--- Dataset content ---
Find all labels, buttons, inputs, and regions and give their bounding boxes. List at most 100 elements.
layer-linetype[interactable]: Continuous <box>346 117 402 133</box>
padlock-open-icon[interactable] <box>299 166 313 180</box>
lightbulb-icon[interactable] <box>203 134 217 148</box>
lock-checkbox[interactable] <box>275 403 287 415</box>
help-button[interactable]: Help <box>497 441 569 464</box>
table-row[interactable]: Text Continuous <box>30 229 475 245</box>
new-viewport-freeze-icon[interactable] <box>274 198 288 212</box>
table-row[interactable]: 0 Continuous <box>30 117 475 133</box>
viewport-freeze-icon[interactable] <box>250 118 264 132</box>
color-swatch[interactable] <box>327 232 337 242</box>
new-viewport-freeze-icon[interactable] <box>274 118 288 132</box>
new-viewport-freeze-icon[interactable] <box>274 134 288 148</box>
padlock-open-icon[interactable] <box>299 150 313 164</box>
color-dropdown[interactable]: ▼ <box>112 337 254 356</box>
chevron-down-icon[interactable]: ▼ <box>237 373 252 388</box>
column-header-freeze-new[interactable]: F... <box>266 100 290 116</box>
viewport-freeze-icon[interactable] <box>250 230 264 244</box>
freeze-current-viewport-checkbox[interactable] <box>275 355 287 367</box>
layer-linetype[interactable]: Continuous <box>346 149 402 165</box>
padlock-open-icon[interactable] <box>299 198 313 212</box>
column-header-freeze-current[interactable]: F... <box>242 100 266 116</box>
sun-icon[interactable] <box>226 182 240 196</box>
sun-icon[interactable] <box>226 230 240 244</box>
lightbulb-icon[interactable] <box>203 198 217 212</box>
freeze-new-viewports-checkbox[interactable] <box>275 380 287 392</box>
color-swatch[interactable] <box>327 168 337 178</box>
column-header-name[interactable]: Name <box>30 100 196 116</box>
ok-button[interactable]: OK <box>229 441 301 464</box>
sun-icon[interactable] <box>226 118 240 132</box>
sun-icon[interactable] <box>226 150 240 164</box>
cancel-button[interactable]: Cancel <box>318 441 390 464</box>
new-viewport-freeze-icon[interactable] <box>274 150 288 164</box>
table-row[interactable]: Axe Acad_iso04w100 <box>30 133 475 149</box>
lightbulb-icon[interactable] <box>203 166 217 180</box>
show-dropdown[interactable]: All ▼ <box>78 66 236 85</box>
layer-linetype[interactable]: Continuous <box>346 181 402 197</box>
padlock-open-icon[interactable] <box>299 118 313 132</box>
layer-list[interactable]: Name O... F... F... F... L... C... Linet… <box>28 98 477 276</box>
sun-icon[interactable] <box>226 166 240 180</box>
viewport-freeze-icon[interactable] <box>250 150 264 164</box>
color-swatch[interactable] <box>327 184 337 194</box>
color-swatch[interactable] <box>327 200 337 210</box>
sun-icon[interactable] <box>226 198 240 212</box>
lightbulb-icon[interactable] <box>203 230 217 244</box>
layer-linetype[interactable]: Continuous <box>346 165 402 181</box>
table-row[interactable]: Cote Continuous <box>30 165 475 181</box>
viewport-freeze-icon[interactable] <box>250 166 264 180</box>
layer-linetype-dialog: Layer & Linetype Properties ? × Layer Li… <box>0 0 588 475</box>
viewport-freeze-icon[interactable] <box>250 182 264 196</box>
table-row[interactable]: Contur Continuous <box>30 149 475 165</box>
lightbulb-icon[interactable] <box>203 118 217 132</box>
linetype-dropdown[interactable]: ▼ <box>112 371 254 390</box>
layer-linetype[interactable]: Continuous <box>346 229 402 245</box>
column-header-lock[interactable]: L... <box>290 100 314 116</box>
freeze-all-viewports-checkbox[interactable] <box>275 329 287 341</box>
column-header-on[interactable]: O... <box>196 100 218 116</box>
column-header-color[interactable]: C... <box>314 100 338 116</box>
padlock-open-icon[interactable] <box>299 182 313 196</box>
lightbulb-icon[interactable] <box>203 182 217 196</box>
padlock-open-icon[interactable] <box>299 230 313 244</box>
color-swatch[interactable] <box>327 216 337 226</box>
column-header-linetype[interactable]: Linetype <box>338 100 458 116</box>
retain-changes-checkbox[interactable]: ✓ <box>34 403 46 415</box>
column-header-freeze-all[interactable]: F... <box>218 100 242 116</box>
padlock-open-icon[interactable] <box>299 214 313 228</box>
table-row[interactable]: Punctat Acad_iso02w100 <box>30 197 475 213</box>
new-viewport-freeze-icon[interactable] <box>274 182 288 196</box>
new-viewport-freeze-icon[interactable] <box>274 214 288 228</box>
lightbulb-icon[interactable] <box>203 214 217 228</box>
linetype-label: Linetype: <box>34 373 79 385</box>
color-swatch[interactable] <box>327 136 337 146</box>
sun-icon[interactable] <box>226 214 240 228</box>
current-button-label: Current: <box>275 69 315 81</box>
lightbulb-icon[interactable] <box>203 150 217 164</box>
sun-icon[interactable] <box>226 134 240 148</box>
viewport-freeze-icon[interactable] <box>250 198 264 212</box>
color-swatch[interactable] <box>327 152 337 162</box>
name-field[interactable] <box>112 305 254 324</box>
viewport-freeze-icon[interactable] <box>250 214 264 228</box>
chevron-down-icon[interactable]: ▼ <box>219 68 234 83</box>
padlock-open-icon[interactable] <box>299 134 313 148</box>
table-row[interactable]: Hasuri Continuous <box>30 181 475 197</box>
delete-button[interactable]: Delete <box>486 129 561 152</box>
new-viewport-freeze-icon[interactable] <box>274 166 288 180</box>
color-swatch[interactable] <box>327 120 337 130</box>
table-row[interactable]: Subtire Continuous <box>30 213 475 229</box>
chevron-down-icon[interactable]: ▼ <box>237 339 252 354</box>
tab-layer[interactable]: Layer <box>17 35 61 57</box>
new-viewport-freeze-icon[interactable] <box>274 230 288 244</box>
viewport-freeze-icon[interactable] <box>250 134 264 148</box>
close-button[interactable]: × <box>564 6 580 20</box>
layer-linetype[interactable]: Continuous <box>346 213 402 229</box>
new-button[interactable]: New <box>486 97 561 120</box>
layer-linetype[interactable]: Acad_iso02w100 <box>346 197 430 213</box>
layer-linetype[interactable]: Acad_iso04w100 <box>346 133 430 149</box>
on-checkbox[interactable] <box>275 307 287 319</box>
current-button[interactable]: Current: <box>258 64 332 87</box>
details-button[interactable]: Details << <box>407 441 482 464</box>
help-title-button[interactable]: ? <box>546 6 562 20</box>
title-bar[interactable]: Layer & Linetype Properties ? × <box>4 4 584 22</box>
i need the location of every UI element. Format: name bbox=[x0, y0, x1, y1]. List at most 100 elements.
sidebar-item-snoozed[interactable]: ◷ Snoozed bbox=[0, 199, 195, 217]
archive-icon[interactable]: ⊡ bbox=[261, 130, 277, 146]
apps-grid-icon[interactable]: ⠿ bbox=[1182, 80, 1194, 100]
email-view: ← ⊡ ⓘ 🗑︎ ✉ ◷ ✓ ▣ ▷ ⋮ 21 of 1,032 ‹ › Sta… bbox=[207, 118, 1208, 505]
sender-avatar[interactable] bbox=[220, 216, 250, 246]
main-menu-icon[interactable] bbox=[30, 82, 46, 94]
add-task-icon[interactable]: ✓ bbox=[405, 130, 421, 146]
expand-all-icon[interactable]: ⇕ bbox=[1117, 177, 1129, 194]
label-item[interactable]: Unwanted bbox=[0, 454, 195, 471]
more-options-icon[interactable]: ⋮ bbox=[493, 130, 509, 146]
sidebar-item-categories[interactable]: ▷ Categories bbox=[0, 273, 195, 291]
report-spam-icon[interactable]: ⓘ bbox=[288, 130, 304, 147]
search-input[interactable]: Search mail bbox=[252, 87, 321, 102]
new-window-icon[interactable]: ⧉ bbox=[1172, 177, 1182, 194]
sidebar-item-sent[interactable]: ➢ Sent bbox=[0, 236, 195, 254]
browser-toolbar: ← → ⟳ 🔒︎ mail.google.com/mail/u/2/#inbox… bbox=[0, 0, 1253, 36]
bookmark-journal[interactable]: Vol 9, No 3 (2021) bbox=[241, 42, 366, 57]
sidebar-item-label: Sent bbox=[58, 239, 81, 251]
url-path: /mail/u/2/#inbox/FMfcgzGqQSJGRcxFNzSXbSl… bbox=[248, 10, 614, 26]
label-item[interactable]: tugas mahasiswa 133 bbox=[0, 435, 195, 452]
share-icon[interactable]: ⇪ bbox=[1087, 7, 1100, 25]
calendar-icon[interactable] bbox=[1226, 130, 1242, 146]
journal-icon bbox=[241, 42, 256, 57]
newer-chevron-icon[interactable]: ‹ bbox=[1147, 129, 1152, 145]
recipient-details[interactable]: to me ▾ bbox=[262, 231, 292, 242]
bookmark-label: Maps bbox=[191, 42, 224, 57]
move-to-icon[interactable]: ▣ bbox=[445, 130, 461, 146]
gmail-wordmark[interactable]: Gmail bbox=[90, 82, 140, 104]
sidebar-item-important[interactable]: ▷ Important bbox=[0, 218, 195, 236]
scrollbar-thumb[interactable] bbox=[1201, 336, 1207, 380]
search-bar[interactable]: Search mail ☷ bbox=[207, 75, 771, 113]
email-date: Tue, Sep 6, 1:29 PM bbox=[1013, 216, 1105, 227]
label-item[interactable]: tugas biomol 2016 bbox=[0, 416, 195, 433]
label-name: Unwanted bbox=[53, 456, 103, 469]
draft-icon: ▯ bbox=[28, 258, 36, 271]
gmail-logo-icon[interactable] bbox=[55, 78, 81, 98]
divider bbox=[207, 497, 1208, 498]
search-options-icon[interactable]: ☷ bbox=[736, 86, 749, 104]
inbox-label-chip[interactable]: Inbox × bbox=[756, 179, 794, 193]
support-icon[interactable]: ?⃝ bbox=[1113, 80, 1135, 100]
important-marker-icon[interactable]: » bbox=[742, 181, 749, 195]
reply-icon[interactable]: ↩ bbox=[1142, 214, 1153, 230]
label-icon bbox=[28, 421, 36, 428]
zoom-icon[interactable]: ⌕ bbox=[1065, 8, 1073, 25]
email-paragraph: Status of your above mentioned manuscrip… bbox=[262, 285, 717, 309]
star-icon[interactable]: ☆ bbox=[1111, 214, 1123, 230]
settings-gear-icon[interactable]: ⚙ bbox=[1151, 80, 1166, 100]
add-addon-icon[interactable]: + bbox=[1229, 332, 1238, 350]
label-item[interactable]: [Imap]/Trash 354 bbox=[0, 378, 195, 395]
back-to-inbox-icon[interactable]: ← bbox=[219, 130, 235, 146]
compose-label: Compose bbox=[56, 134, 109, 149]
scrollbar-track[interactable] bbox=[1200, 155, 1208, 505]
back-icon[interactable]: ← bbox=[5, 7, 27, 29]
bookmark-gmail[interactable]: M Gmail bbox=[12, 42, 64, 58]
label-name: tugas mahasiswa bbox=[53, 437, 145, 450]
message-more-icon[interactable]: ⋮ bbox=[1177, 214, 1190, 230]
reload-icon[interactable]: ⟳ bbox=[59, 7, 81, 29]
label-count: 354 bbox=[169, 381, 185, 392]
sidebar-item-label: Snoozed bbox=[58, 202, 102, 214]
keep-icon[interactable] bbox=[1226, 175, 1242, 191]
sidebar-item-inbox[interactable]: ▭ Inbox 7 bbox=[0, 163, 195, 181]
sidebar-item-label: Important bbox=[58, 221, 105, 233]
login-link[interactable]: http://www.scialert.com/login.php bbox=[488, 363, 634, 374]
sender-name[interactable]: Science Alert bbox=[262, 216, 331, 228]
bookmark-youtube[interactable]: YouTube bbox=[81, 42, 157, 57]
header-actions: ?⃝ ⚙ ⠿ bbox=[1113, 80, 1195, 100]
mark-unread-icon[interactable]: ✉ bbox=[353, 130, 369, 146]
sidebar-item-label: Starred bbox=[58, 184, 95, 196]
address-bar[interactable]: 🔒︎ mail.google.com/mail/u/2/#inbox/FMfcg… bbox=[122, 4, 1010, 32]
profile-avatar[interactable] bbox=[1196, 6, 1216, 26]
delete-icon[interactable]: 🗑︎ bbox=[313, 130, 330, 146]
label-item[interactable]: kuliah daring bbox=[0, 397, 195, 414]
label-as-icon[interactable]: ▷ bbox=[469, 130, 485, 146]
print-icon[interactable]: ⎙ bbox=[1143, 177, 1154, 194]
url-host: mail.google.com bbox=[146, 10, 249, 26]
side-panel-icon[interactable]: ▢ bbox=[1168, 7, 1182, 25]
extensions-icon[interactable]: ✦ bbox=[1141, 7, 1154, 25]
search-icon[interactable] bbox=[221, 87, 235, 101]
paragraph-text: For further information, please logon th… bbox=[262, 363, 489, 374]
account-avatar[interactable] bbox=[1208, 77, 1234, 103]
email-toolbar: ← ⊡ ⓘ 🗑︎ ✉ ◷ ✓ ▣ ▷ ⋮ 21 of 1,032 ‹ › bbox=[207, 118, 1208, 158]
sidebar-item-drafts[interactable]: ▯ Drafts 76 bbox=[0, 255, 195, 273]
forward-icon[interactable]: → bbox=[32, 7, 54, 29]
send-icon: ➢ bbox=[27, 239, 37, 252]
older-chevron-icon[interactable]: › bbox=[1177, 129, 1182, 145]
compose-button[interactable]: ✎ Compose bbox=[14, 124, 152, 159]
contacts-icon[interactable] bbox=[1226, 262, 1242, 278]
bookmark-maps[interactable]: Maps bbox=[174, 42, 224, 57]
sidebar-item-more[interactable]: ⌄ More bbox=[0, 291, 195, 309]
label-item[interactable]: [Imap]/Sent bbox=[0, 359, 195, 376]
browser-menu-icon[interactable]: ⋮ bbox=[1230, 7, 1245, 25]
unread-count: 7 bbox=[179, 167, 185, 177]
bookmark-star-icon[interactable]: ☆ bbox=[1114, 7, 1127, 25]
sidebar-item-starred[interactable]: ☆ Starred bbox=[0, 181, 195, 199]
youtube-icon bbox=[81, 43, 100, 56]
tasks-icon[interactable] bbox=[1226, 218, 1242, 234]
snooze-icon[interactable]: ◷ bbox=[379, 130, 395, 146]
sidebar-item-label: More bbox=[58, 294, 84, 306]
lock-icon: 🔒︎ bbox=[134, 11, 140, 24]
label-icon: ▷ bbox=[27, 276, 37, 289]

--- The task ---
Retype the entries above exactly, from the first line through the line containing "show-dropdown[interactable]: All ▼".

--- Completed task ---
Find all labels, buttons, inputs, and regions and give their bounding boxes. List at most 100 elements.
layer-linetype[interactable]: Continuous <box>346 117 402 133</box>
padlock-open-icon[interactable] <box>299 166 313 180</box>
lightbulb-icon[interactable] <box>203 134 217 148</box>
lock-checkbox[interactable] <box>275 403 287 415</box>
help-button[interactable]: Help <box>497 441 569 464</box>
table-row[interactable]: Text Continuous <box>30 229 475 245</box>
new-viewport-freeze-icon[interactable] <box>274 198 288 212</box>
table-row[interactable]: 0 Continuous <box>30 117 475 133</box>
viewport-freeze-icon[interactable] <box>250 118 264 132</box>
color-swatch[interactable] <box>327 232 337 242</box>
new-viewport-freeze-icon[interactable] <box>274 118 288 132</box>
new-viewport-freeze-icon[interactable] <box>274 134 288 148</box>
padlock-open-icon[interactable] <box>299 150 313 164</box>
color-dropdown[interactable]: ▼ <box>112 337 254 356</box>
chevron-down-icon[interactable]: ▼ <box>237 373 252 388</box>
column-header-freeze-new[interactable]: F... <box>266 100 290 116</box>
viewport-freeze-icon[interactable] <box>250 230 264 244</box>
freeze-current-viewport-checkbox[interactable] <box>275 355 287 367</box>
layer-linetype[interactable]: Continuous <box>346 149 402 165</box>
padlock-open-icon[interactable] <box>299 198 313 212</box>
column-header-freeze-current[interactable]: F... <box>242 100 266 116</box>
sun-icon[interactable] <box>226 182 240 196</box>
sun-icon[interactable] <box>226 230 240 244</box>
lightbulb-icon[interactable] <box>203 198 217 212</box>
freeze-new-viewports-checkbox[interactable] <box>275 380 287 392</box>
color-swatch[interactable] <box>327 168 337 178</box>
column-header-name[interactable]: Name <box>30 100 196 116</box>
ok-button[interactable]: OK <box>229 441 301 464</box>
sun-icon[interactable] <box>226 118 240 132</box>
sun-icon[interactable] <box>226 150 240 164</box>
cancel-button[interactable]: Cancel <box>318 441 390 464</box>
new-viewport-freeze-icon[interactable] <box>274 150 288 164</box>
table-row[interactable]: Axe Acad_iso04w100 <box>30 133 475 149</box>
lightbulb-icon[interactable] <box>203 166 217 180</box>
show-dropdown[interactable]: All ▼ <box>78 66 236 85</box>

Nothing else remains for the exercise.